## Brief
Retype the entries verbatim, beginning at the line that contains "26, 138, 43]" and stopping after the line that contains "3, 1490, 20]".
***** Excerpted data
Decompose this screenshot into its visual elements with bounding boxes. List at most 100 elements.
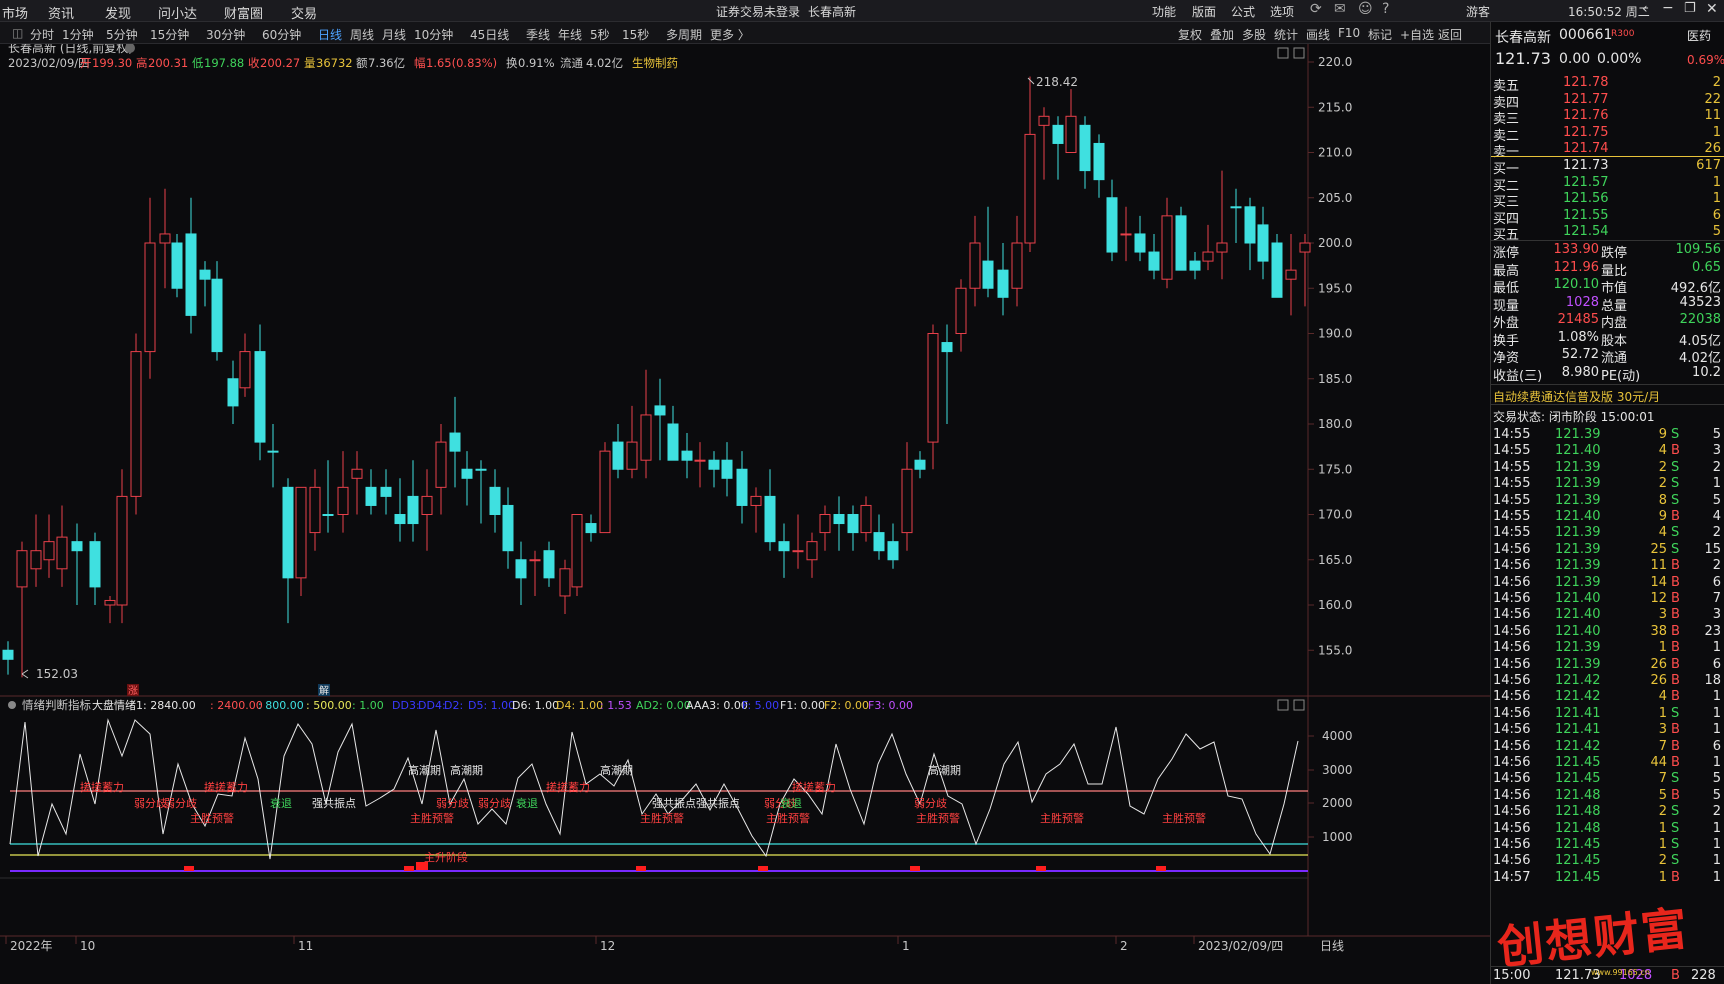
period-tab-2[interactable]: 5分钟	[106, 26, 138, 43]
menu-layout[interactable]: 版面	[1192, 3, 1216, 20]
candle-body[interactable]	[1244, 206, 1256, 244]
tool-4[interactable]: 画线	[1306, 26, 1330, 43]
panel-toggle-icon[interactable]: ◫	[12, 26, 23, 40]
candle-body[interactable]	[1106, 197, 1118, 253]
tool-0[interactable]: 复权	[1178, 26, 1202, 43]
candle-body[interactable]	[89, 541, 101, 588]
candle-body[interactable]	[144, 242, 156, 353]
period-tab-16[interactable]: 更多 〉	[710, 26, 750, 43]
candle-body[interactable]	[736, 468, 748, 506]
candle-body[interactable]	[1202, 251, 1214, 262]
tool-8[interactable]: 返回	[1438, 26, 1462, 43]
candle-body[interactable]	[16, 550, 28, 588]
menu-guest[interactable]: 游客	[1466, 3, 1490, 20]
bid-row[interactable]: 买五 121.54 5	[1491, 223, 1724, 243]
candle-body[interactable]	[394, 514, 406, 525]
minimize-icon[interactable]: −	[1662, 0, 1674, 16]
candle-body[interactable]	[185, 233, 197, 316]
candle-body[interactable]	[1134, 233, 1146, 253]
candle-body[interactable]	[1299, 242, 1311, 253]
candle-body[interactable]	[475, 468, 487, 471]
period-tab-4[interactable]: 30分钟	[206, 26, 245, 43]
candle-body[interactable]	[612, 441, 624, 470]
candle-body[interactable]	[1038, 115, 1050, 126]
candle-body[interactable]	[322, 514, 334, 516]
ask-row[interactable]: 卖五 121.78 2	[1491, 74, 1724, 94]
candle-body[interactable]	[199, 269, 211, 280]
candle-body[interactable]	[1011, 242, 1023, 289]
candle-body[interactable]	[449, 432, 461, 452]
candle-body[interactable]	[1216, 242, 1228, 253]
candle-body[interactable]	[721, 459, 733, 479]
mail-icon[interactable]: ✉	[1334, 1, 1346, 17]
candle-body[interactable]	[380, 486, 392, 497]
tool-6[interactable]: 标记	[1368, 26, 1392, 43]
menu-options[interactable]: 选项	[1270, 3, 1294, 20]
candle-body[interactable]	[295, 486, 307, 579]
candle-body[interactable]	[227, 378, 239, 407]
candle-body[interactable]	[56, 536, 68, 570]
candle-body[interactable]	[239, 351, 251, 389]
help-icon[interactable]: ?	[1382, 1, 1389, 17]
bid-row[interactable]: 买四 121.55 6	[1491, 207, 1724, 227]
candle-body[interactable]	[1148, 251, 1160, 271]
candle-body[interactable]	[351, 468, 363, 479]
menu-trade[interactable]: 交易	[291, 3, 317, 22]
period-tab-5[interactable]: 60分钟	[262, 26, 301, 43]
candle-body[interactable]	[955, 287, 967, 334]
candle-body[interactable]	[833, 514, 845, 525]
candle-body[interactable]	[104, 599, 116, 606]
period-tab-0[interactable]: 分时	[30, 26, 54, 43]
candle-body[interactable]	[365, 486, 377, 506]
refresh-icon[interactable]: ⟳	[1310, 1, 1322, 17]
tool-3[interactable]: 统计	[1274, 26, 1298, 43]
candle-body[interactable]	[708, 459, 720, 470]
candle-body[interactable]	[1175, 215, 1187, 271]
candle-body[interactable]	[667, 423, 679, 461]
candle-body[interactable]	[461, 468, 473, 479]
candle-body[interactable]	[267, 450, 279, 453]
candle-body[interactable]	[1189, 260, 1201, 271]
candle-body[interactable]	[847, 514, 859, 534]
candle-body[interactable]	[171, 242, 183, 289]
candle-body[interactable]	[969, 242, 981, 289]
kline-chart[interactable]: 长春高新 (日线,前复权)2023/02/09/四开 199.30 高 200.31 低…	[0, 40, 1490, 984]
close-icon[interactable]: ✕	[1706, 1, 1718, 17]
candle-body[interactable]	[1052, 124, 1064, 144]
candle-body[interactable]	[1120, 233, 1132, 236]
candle-body[interactable]	[254, 351, 266, 443]
candle-body[interactable]	[1271, 242, 1283, 298]
candle-body[interactable]	[515, 559, 527, 579]
candle-body[interactable]	[585, 523, 597, 534]
period-tab-12[interactable]: 年线	[558, 26, 582, 43]
candle-body[interactable]	[502, 504, 514, 552]
candle-body[interactable]	[1079, 124, 1091, 172]
candle-body[interactable]	[1065, 115, 1077, 154]
candle-body[interactable]	[282, 486, 294, 579]
candle-body[interactable]	[529, 559, 541, 562]
candle-body[interactable]	[211, 278, 223, 353]
candle-body[interactable]	[1024, 133, 1036, 244]
candle-body[interactable]	[559, 568, 571, 597]
sector-name[interactable]: 医药	[1687, 27, 1711, 44]
tool-1[interactable]: 叠加	[1210, 26, 1234, 43]
candle-body[interactable]	[694, 459, 706, 462]
candle-body[interactable]	[337, 486, 349, 516]
menu-info[interactable]: 资讯	[48, 3, 74, 22]
menu-formula[interactable]: 公式	[1231, 3, 1255, 20]
period-tab-3[interactable]: 15分钟	[150, 26, 189, 43]
login-alert[interactable]: 证券交易未登录	[716, 3, 800, 20]
candle-body[interactable]	[435, 441, 447, 488]
period-tab-14[interactable]: 15秒	[622, 26, 649, 43]
period-tab-15[interactable]: 多周期	[666, 26, 702, 43]
candle-body[interactable]	[792, 550, 804, 553]
candle-body[interactable]	[1230, 206, 1242, 209]
period-tab-13[interactable]: 5秒	[590, 26, 610, 43]
candle-body[interactable]	[2, 649, 14, 660]
candle-body[interactable]	[901, 468, 913, 534]
candle-body[interactable]	[654, 405, 666, 416]
candle-body[interactable]	[764, 495, 776, 543]
indicator-dropdown-icon[interactable]	[8, 701, 16, 709]
ask-row[interactable]: 卖四 121.77 22	[1491, 91, 1724, 111]
tool-2[interactable]: 多股	[1242, 26, 1266, 43]
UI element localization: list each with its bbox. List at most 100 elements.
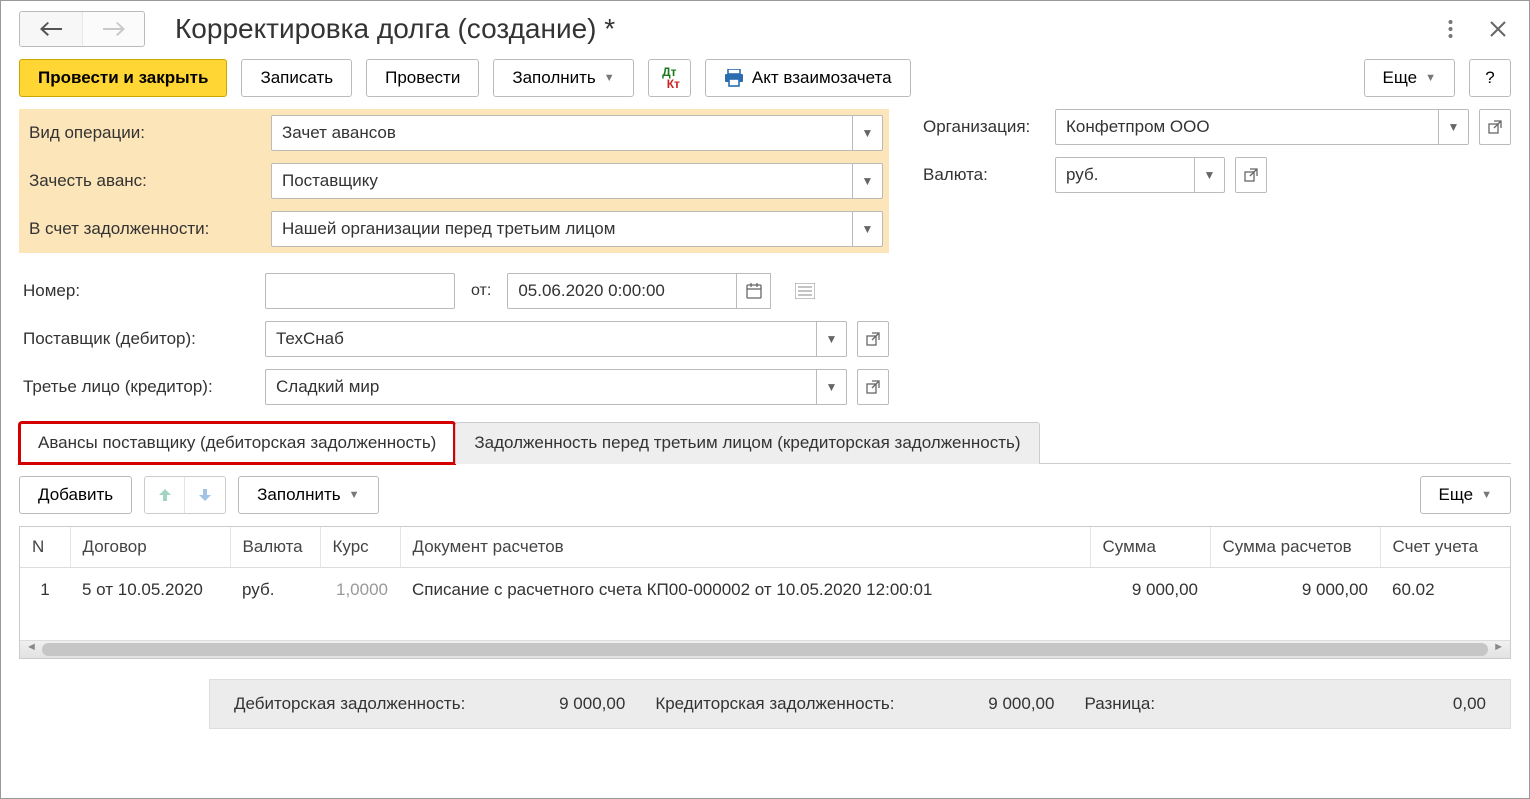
**********
## The reply
period-tab-2[interactable]: 5分钟	[106, 26, 138, 43]
menu-layout[interactable]: 版面	[1192, 3, 1216, 20]
candle-body[interactable]	[1244, 206, 1256, 244]
tool-4[interactable]: 画线	[1306, 26, 1330, 43]
panel-toggle-icon[interactable]: ◫	[12, 26, 23, 40]
candle-body[interactable]	[1106, 197, 1118, 253]
tool-0[interactable]: 复权	[1178, 26, 1202, 43]
candle-body[interactable]	[89, 541, 101, 588]
candle-body[interactable]	[144, 242, 156, 353]
period-tab-16[interactable]: 更多 〉	[710, 26, 750, 43]
candle-body[interactable]	[736, 468, 748, 506]
candle-body[interactable]	[1202, 251, 1214, 262]
tool-8[interactable]: 返回	[1438, 26, 1462, 43]
candle-body[interactable]	[16, 550, 28, 588]
menu-guest[interactable]: 游客	[1466, 3, 1490, 20]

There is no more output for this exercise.